From the listing below, pull out all lines with "review" in them.

= = = = =

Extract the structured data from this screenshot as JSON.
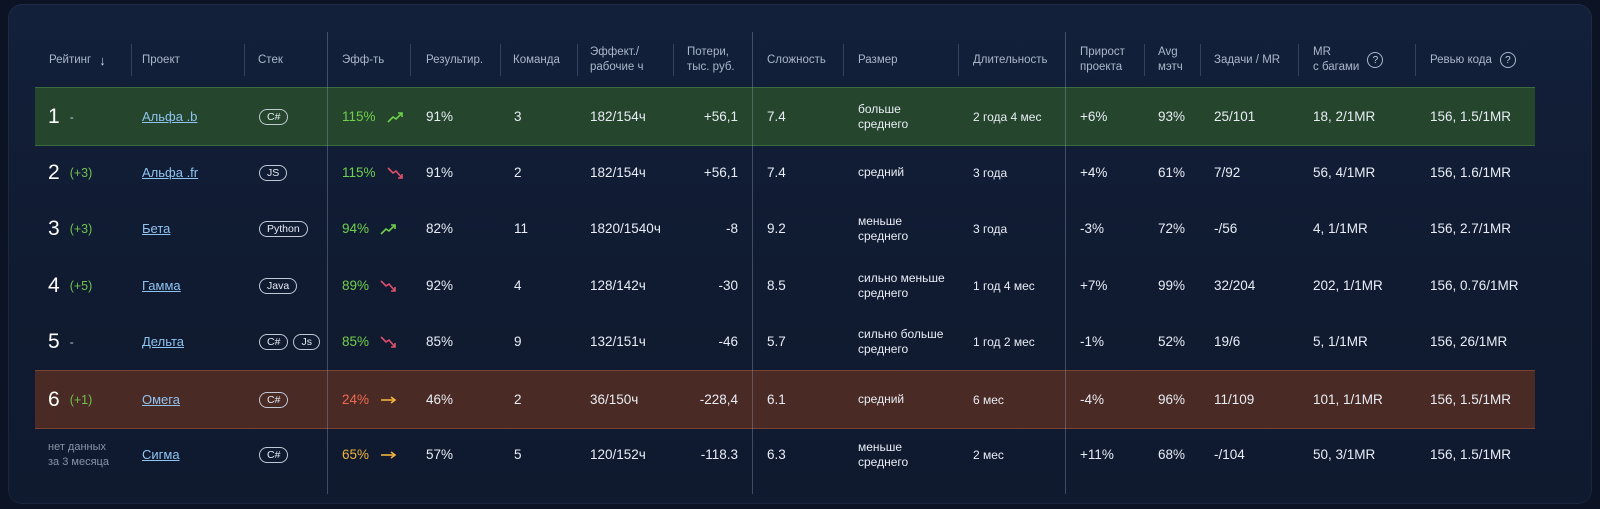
{
  "headers": {
    "rating": "Рейтинг",
    "sort_arrow": "↓",
    "project": "Проект",
    "stack": "Стек",
    "eff": "Эфф-ть",
    "result": "Результир.",
    "team": "Команда",
    "eff_hours_1": "Эффект./",
    "eff_hours_2": "рабочие ч",
    "losses_1": "Потери,",
    "losses_2": "тыс. руб.",
    "complexity": "Сложность",
    "size": "Размер",
    "duration": "Длительность",
    "growth_1": "Прирост",
    "growth_2": "проекта",
    "avg_1": "Avg",
    "avg_2": "мэтч",
    "tasks": "Задачи / MR",
    "mr_bugs_1": "MR",
    "mr_bugs_2": "с багами",
    "review": "Ревью кода",
    "help_icon": "?"
  },
  "rows": [
    {
      "rank": "1",
      "delta": "",
      "dash": "-",
      "nodata_1": "",
      "nodata_2": "",
      "project": "Альфа .b",
      "tags": [
        "C#"
      ],
      "eff": "115%",
      "eff_color": "#6fd04c",
      "trend": "up",
      "trend_color": "#6fd04c",
      "result": "91%",
      "team": "3",
      "hours": "182/154ч",
      "losses": "+56,1",
      "complexity": "7.4",
      "size_1": "больше",
      "size_2": "среднего",
      "duration": "2 года 4 мес",
      "growth": "+6%",
      "avg": "93%",
      "tasks": "25/101",
      "mr_bugs": "18, 2/1MR",
      "review": "156, 1.5/1MR",
      "highlight": "green"
    },
    {
      "rank": "2",
      "delta": "(+3)",
      "dash": "",
      "nodata_1": "",
      "nodata_2": "",
      "project": "Альфа .fr",
      "tags": [
        "JS"
      ],
      "eff": "115%",
      "eff_color": "#6fd04c",
      "trend": "down",
      "trend_color": "#e0506a",
      "result": "91%",
      "team": "2",
      "hours": "182/154ч",
      "losses": "+56,1",
      "complexity": "7.4",
      "size_1": "средний",
      "size_2": "",
      "duration": "3 года",
      "growth": "+4%",
      "avg": "61%",
      "tasks": "7/92",
      "mr_bugs": "56, 4/1MR",
      "review": "156, 1.6/1MR",
      "highlight": ""
    },
    {
      "rank": "3",
      "delta": "(+3)",
      "dash": "",
      "nodata_1": "",
      "nodata_2": "",
      "project": "Бета",
      "tags": [
        "Python"
      ],
      "eff": "94%",
      "eff_color": "#6fd04c",
      "trend": "up",
      "trend_color": "#6fd04c",
      "result": "82%",
      "team": "11",
      "hours": "1820/1540ч",
      "losses": "-8",
      "complexity": "9.2",
      "size_1": "меньше",
      "size_2": "среднего",
      "duration": "3 года",
      "growth": "-3%",
      "avg": "72%",
      "tasks": "-/56",
      "mr_bugs": "4, 1/1MR",
      "review": "156, 2.7/1MR",
      "highlight": ""
    },
    {
      "rank": "4",
      "delta": "(+5)",
      "dash": "",
      "nodata_1": "",
      "nodata_2": "",
      "project": "Гамма",
      "tags": [
        "Java"
      ],
      "eff": "89%",
      "eff_color": "#6fd04c",
      "trend": "down",
      "trend_color": "#e0506a",
      "result": "92%",
      "team": "4",
      "hours": "128/142ч",
      "losses": "-30",
      "complexity": "8.5",
      "size_1": "сильно меньше",
      "size_2": "среднего",
      "duration": "1 год 4 мес",
      "growth": "+7%",
      "avg": "99%",
      "tasks": "32/204",
      "mr_bugs": "202, 1/1MR",
      "review": "156, 0.76/1MR",
      "highlight": ""
    },
    {
      "rank": "5",
      "delta": "",
      "dash": "-",
      "nodata_1": "",
      "nodata_2": "",
      "project": "Дельта",
      "tags": [
        "C#",
        "Js"
      ],
      "eff": "85%",
      "eff_color": "#6fd04c",
      "trend": "down",
      "trend_color": "#e0506a",
      "result": "85%",
      "team": "9",
      "hours": "132/151ч",
      "losses": "-46",
      "complexity": "5.7",
      "size_1": "сильно больше",
      "size_2": "среднего",
      "duration": "1 год 2 мес",
      "growth": "-1%",
      "avg": "52%",
      "tasks": "19/6",
      "mr_bugs": "5, 1/1MR",
      "review": "156, 26/1MR",
      "highlight": ""
    },
    {
      "rank": "6",
      "delta": "(+1)",
      "dash": "",
      "nodata_1": "",
      "nodata_2": "",
      "project": "Омега",
      "tags": [
        "C#"
      ],
      "eff": "24%",
      "eff_color": "#f06a52",
      "trend": "flat",
      "trend_color": "#f0b23c",
      "result": "46%",
      "team": "2",
      "hours": "36/150ч",
      "losses": "-228,4",
      "complexity": "6.1",
      "size_1": "средний",
      "size_2": "",
      "duration": "6 мес",
      "growth": "-4%",
      "avg": "96%",
      "tasks": "11/109",
      "mr_bugs": "101, 1/1MR",
      "review": "156, 1.5/1MR",
      "highlight": "red"
    },
    {
      "rank": "",
      "delta": "",
      "dash": "",
      "nodata_1": "нет данных",
      "nodata_2": "за 3 месяца",
      "project": "Сигма",
      "tags": [
        "C#"
      ],
      "eff": "65%",
      "eff_color": "#f0b23c",
      "trend": "flat",
      "trend_color": "#f0b23c",
      "result": "57%",
      "team": "5",
      "hours": "120/152ч",
      "losses": "-118.3",
      "complexity": "6.3",
      "size_1": "меньше",
      "size_2": "среднего",
      "duration": "2 мес",
      "growth": "+11%",
      "avg": "68%",
      "tasks": "-/104",
      "mr_bugs": "50, 3/1MR",
      "review": "156, 1.5/1MR",
      "highlight": ""
    }
  ]
}
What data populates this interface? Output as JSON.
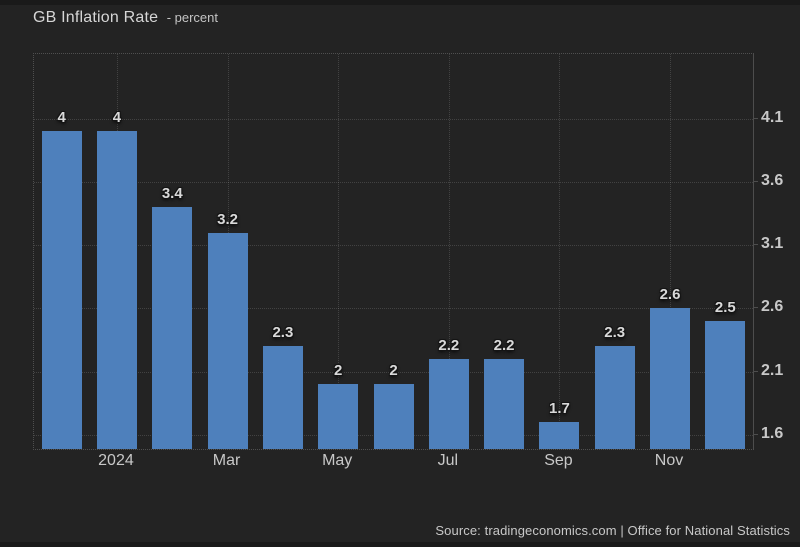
{
  "header": {
    "title": "GB Inflation Rate",
    "subtitle": "- percent"
  },
  "footer": {
    "source": "Source: tradingeconomics.com | Office for National Statistics"
  },
  "colors": {
    "background": "#232323",
    "edge_strip": "#1a1a1a",
    "bar": "#4e80bc",
    "grid": "rgba(255,255,255,0.14)",
    "grid_border": "rgba(255,255,255,0.20)",
    "axis_line": "#4d4d4d",
    "tick_text": "#c8c8c8",
    "title_text": "#d6d6d6",
    "value_label_text": "#d9d9d9"
  },
  "chart_data": {
    "type": "bar",
    "title": "GB Inflation Rate",
    "ylabel": "percent",
    "values": [
      4,
      4,
      3.4,
      3.2,
      2.3,
      2,
      2,
      2.2,
      2.2,
      1.7,
      2.3,
      2.6,
      2.5
    ],
    "bar_value_labels": [
      "4",
      "4",
      "3.4",
      "3.2",
      "2.3",
      "2",
      "2",
      "2.2",
      "2.2",
      "1.7",
      "2.3",
      "2.6",
      "2.5"
    ],
    "x_ticks": [
      {
        "bar_index": 1,
        "label": "2024"
      },
      {
        "bar_index": 3,
        "label": "Mar"
      },
      {
        "bar_index": 5,
        "label": "May"
      },
      {
        "bar_index": 7,
        "label": "Jul"
      },
      {
        "bar_index": 9,
        "label": "Sep"
      },
      {
        "bar_index": 11,
        "label": "Nov"
      }
    ],
    "y_ticks": [
      4.1,
      3.6,
      3.1,
      2.6,
      2.1,
      1.6
    ],
    "ylim": [
      1.49,
      4.61
    ],
    "grid": "dotted",
    "legend": "none",
    "y_axis_side": "right"
  }
}
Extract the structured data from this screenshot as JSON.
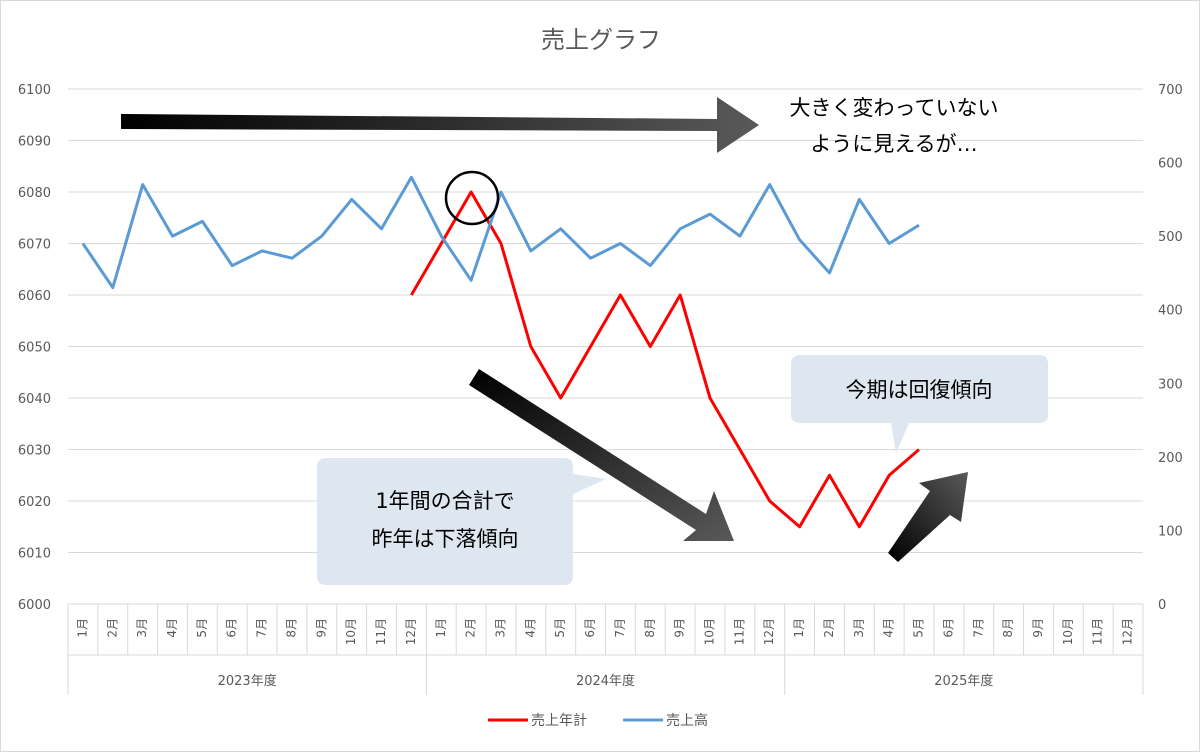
{
  "chart_data": {
    "type": "line",
    "title": "売上グラフ",
    "xlabel": "",
    "ylabel": "",
    "left_axis": {
      "ylim": [
        6000,
        6100
      ],
      "ticks": [
        6000,
        6010,
        6020,
        6030,
        6040,
        6050,
        6060,
        6070,
        6080,
        6090,
        6100
      ]
    },
    "right_axis": {
      "ylim": [
        0,
        700
      ],
      "ticks": [
        0,
        100,
        200,
        300,
        400,
        500,
        600,
        700
      ]
    },
    "grid": true,
    "legend_position": "bottom",
    "months": [
      "1月",
      "2月",
      "3月",
      "4月",
      "5月",
      "6月",
      "7月",
      "8月",
      "9月",
      "10月",
      "11月",
      "12月"
    ],
    "years": [
      "2023年度",
      "2024年度",
      "2025年度"
    ],
    "series": [
      {
        "name": "売上年計",
        "axis": "left",
        "color": "#ff0000",
        "values": [
          null,
          null,
          null,
          null,
          null,
          null,
          null,
          null,
          null,
          null,
          null,
          6060,
          6070,
          6080,
          6070,
          6050,
          6040,
          6050,
          6060,
          6050,
          6060,
          6040,
          6030,
          6020,
          6015,
          6025,
          6015,
          6025,
          6030,
          null,
          null,
          null,
          null,
          null,
          null,
          null
        ]
      },
      {
        "name": "売上高",
        "axis": "right",
        "color": "#5b9bd5",
        "values": [
          490,
          430,
          570,
          500,
          520,
          460,
          480,
          470,
          500,
          550,
          510,
          580,
          500,
          440,
          560,
          480,
          510,
          470,
          490,
          460,
          510,
          530,
          500,
          570,
          495,
          450,
          550,
          490,
          515,
          null,
          null,
          null,
          null,
          null,
          null,
          null
        ]
      }
    ],
    "annotations": {
      "top_arrow_text": [
        "大きく変わっていない",
        "ように見えるが…"
      ],
      "down_callout": [
        "1年間の合計で",
        "昨年は下落傾向"
      ],
      "up_callout": [
        "今期は回復傾向"
      ]
    }
  }
}
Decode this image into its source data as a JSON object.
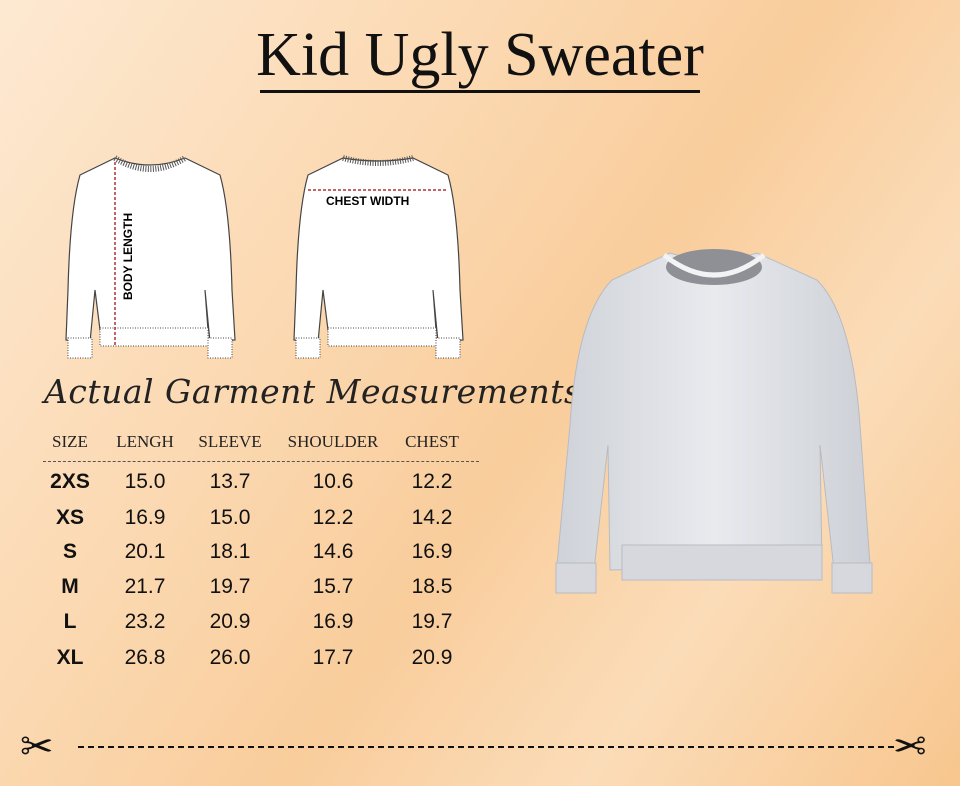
{
  "title": "Kid Ugly Sweater",
  "sketch": {
    "front_label": "BODY LENGTH",
    "back_label": "CHEST WIDTH"
  },
  "heading": "Actual Garment Measurements",
  "table": {
    "headers": [
      "SIZE",
      "LENGH",
      "SLEEVE",
      "SHOULDER",
      "CHEST"
    ],
    "rows": [
      [
        "2XS",
        "15.0",
        "13.7",
        "10.6",
        "12.2"
      ],
      [
        "XS",
        "16.9",
        "15.0",
        "12.2",
        "14.2"
      ],
      [
        "S",
        "20.1",
        "18.1",
        "14.6",
        "16.9"
      ],
      [
        "M",
        "21.7",
        "19.7",
        "15.7",
        "18.5"
      ],
      [
        "L",
        "23.2",
        "20.9",
        "16.9",
        "19.7"
      ],
      [
        "XL",
        "26.8",
        "26.0",
        "17.7",
        "20.9"
      ]
    ]
  },
  "colors": {
    "background": "#fbd8b0",
    "text": "#111111",
    "sweater": "#dfe1e6",
    "measure_line": "#b03030"
  }
}
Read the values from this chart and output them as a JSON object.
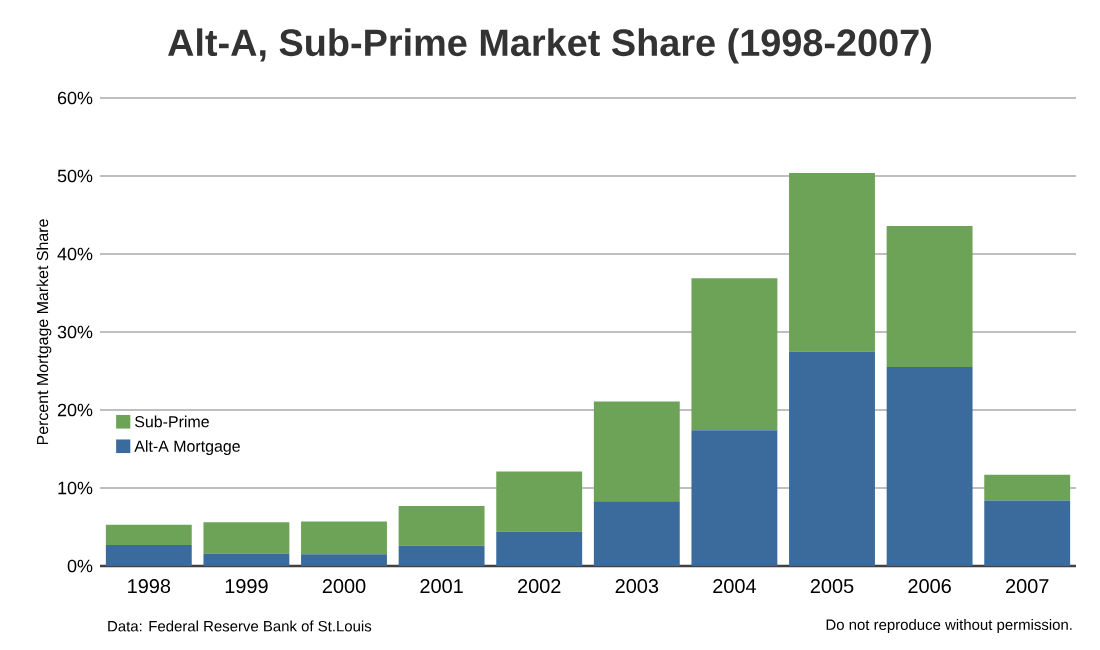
{
  "chart_data": {
    "type": "bar",
    "title": "Alt-A, Sub-Prime Market Share (1998-2007)",
    "ylabel": "Percent Mortgage Market Share",
    "categories": [
      "1998",
      "1999",
      "2000",
      "2001",
      "2002",
      "2003",
      "2004",
      "2005",
      "2006",
      "2007"
    ],
    "stacked": true,
    "series": [
      {
        "name": "Alt-A Mortgage",
        "color": "#3a6b9c",
        "values": [
          2.7,
          1.6,
          1.5,
          2.6,
          4.4,
          8.3,
          17.4,
          27.5,
          25.5,
          8.4
        ]
      },
      {
        "name": "Sub-Prime",
        "color": "#6ca356",
        "values": [
          2.6,
          4.0,
          4.2,
          5.1,
          7.7,
          12.8,
          19.5,
          22.9,
          18.1,
          3.3
        ]
      }
    ],
    "ylim": [
      0,
      60
    ],
    "yticks": [
      {
        "value": 0,
        "label": "0%"
      },
      {
        "value": 10,
        "label": "10%"
      },
      {
        "value": 20,
        "label": "20%"
      },
      {
        "value": 30,
        "label": "30%"
      },
      {
        "value": 40,
        "label": "40%"
      },
      {
        "value": 50,
        "label": "50%"
      },
      {
        "value": 60,
        "label": "60%"
      }
    ],
    "grid": "y",
    "legend": "left",
    "annotations": [
      "Data: Federal Reserve Bank of St.Louis",
      "Do not reproduce without permission."
    ]
  }
}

= = = = =

Reply to the exercise:
    "review": "Ревью кода",
      "review": "156, 1.5/1MR",
      "review": "156, 1.6/1MR",
      "review": "156, 2.7/1MR",
      "review": "156, 0.76/1MR",
      "review": "156, 26/1MR",
      "review": "156, 1.5/1MR",
      "review": "156, 1.5/1MR",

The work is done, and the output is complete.